▶ What the task requires
Write out the whole listing, matching it exactly.

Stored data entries
— BEGIN —
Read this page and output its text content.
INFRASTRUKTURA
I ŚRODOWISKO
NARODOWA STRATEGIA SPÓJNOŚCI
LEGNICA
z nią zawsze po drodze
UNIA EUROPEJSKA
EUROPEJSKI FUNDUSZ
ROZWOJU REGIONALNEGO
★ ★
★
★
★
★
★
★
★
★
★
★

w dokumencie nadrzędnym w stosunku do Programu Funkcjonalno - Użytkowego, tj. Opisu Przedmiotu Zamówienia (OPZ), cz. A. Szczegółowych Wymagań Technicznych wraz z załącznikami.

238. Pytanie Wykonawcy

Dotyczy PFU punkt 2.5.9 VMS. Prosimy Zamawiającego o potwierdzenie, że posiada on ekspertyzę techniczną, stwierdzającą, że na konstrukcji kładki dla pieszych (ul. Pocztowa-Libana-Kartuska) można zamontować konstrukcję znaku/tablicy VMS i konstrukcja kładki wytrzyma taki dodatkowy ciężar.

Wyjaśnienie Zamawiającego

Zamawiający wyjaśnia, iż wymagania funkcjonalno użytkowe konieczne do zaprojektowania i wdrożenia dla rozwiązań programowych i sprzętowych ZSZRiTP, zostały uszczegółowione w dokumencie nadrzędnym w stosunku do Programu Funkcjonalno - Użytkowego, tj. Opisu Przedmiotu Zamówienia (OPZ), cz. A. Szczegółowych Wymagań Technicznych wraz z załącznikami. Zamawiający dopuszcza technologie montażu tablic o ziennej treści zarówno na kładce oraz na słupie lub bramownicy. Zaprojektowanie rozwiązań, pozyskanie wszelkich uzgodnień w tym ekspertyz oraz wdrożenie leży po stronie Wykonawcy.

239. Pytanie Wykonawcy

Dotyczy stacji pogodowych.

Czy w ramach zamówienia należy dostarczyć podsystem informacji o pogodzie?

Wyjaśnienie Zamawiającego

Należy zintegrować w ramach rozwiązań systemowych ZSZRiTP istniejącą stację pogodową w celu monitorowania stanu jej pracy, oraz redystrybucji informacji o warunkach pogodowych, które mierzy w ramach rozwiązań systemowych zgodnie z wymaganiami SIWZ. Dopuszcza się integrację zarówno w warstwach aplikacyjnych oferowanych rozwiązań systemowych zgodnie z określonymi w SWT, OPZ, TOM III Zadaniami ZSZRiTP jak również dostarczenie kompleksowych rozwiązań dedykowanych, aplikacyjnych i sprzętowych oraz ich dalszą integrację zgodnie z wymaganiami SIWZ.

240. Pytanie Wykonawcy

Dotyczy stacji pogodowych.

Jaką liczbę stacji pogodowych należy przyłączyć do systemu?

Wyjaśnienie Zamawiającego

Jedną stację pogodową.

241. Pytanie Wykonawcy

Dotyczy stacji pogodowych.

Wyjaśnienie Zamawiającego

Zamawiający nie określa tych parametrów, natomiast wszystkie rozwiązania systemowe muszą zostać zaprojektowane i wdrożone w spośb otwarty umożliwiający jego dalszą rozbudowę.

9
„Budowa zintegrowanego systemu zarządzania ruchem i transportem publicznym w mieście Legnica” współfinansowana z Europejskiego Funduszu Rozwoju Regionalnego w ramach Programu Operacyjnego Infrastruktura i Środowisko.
— END —
▶ Answer to the task
Read this page and output its text content.
INFRASTRUKTURA
I ŚRODOWISKO
NARODOWA STRATEGIA SPÓJNOŚCI
LEGNICA
z nią zawsze po drodze
UNIA EUROPEJSKA
EUROPEJSKI FUNDUSZ
ROZWOJU REGIONALNEGO
★ ★
★
★
★
★
★
★
★
★
★
★

w dokumencie nadrzędnym w stosunku do Programu Funkcjonalno - Użytkowego, tj. Opisu Przedmiotu Zamówienia (OPZ), cz. A. Szczegółowych Wymagań Technicznych wraz z załącznikami.

238. Pytanie Wykonawcy

Dotyczy PFU punkt 2.5.9 VMS. Prosimy Zamawiającego o potwierdzenie, że posiada on ekspertyzę techniczną, stwierdzającą, że na konstrukcji kładki dla pieszych (ul. Pocztowa-Libana-Kartuska) można zamontować konstrukcję znaku/tablicy VMS i konstrukcja kładki wytrzyma taki dodatkowy ciężar.

Wyjaśnienie Zamawiającego

Zamawiający wyjaśnia, iż wymagania funkcjonalno użytkowe konieczne do zaprojektowania i wdrożenia dla rozwiązań programowych i sprzętowych ZSZRiTP, zostały uszczegółowione w dokumencie nadrzędnym w stosunku do Programu Funkcjonalno - Użytkowego, tj. Opisu Przedmiotu Zamówienia (OPZ), cz. A. Szczegółowych Wymagań Technicznych wraz z załącznikami. Zamawiający dopuszcza technologie montażu tablic o ziennej treści zarówno na kładce oraz na słupie lub bramownicy. Zaprojektowanie rozwiązań, pozyskanie wszelkich uzgodnień w tym ekspertyz oraz wdrożenie leży po stronie Wykonawcy.

239. Pytanie Wykonawcy

Dotyczy stacji pogodowych.

Czy w ramach zamówienia należy dostarczyć podsystem informacji o pogodzie?

Wyjaśnienie Zamawiającego

Należy zintegrować w ramach rozwiązań systemowych ZSZRiTP istniejącą stację pogodową w celu monitorowania stanu jej pracy, oraz redystrybucji informacji o warunkach pogodowych, które mierzy w ramach rozwiązań systemowych zgodnie z wymaganiami SIWZ. Dopuszcza się integrację zarówno w warstwach aplikacyjnych oferowanych rozwiązań systemowych zgodnie z określonymi w SWT, OPZ, TOM III Zadaniami ZSZRiTP jak również dostarczenie kompleksowych rozwiązań dedykowanych, aplikacyjnych i sprzętowych oraz ich dalszą integrację zgodnie z wymaganiami SIWZ.

240. Pytanie Wykonawcy

Dotyczy stacji pogodowych.

Jaką liczbę stacji pogodowych należy przyłączyć do systemu?

Wyjaśnienie Zamawiającego

Jedną stację pogodową.

241. Pytanie Wykonawcy

Dotyczy stacji pogodowych.

Wyjaśnienie Zamawiającego

Zamawiający nie określa tych parametrów, natomiast wszystkie rozwiązania systemowe muszą zostać zaprojektowane i wdrożone w spośb otwarty umożliwiający jego dalszą rozbudowę.

9
„Budowa zintegrowanego systemu zarządzania ruchem i transportem publicznym w mieście Legnica” współfinansowana z Europejskiego Funduszu Rozwoju Regionalnego w ramach Programu Operacyjnego Infrastruktura i Środowisko.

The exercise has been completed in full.